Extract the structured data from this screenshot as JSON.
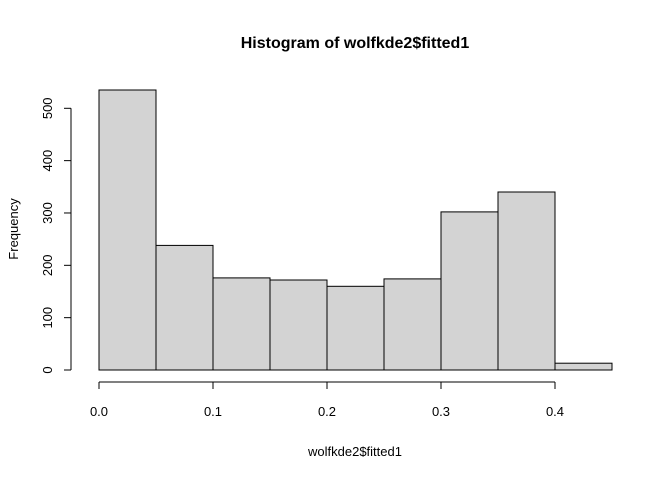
{
  "chart_data": {
    "type": "bar",
    "title": "Histogram of wolfkde2$fitted1",
    "xlabel": "wolfkde2$fitted1",
    "ylabel": "Frequency",
    "bins": [
      {
        "start": 0.0,
        "end": 0.05,
        "count": 535
      },
      {
        "start": 0.05,
        "end": 0.1,
        "count": 238
      },
      {
        "start": 0.1,
        "end": 0.15,
        "count": 176
      },
      {
        "start": 0.15,
        "end": 0.2,
        "count": 172
      },
      {
        "start": 0.2,
        "end": 0.25,
        "count": 160
      },
      {
        "start": 0.25,
        "end": 0.3,
        "count": 174
      },
      {
        "start": 0.3,
        "end": 0.35,
        "count": 302
      },
      {
        "start": 0.35,
        "end": 0.4,
        "count": 340
      },
      {
        "start": 0.4,
        "end": 0.45,
        "count": 13
      }
    ],
    "xticks": [
      0.0,
      0.1,
      0.2,
      0.3,
      0.4
    ],
    "xtick_labels": [
      "0.0",
      "0.1",
      "0.2",
      "0.3",
      "0.4"
    ],
    "yticks": [
      0,
      100,
      200,
      300,
      400,
      500
    ],
    "ytick_labels": [
      "0",
      "100",
      "200",
      "300",
      "400",
      "500"
    ],
    "xlim": [
      0.0,
      0.45
    ],
    "ylim": [
      0,
      535
    ],
    "grid": false,
    "legend": "none",
    "colors": {
      "bar_fill": "#d3d3d3",
      "bar_stroke": "#000000"
    }
  }
}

..........

_Set problem_. Copy out every line with the word "start".

_Response to this task_.
        "start": 0.0,
        "start": 0.05,
        "start": 0.1,
        "start": 0.15,
        "start": 0.2,
        "start": 0.25,
        "start": 0.3,
        "start": 0.35,
        "start": 0.4,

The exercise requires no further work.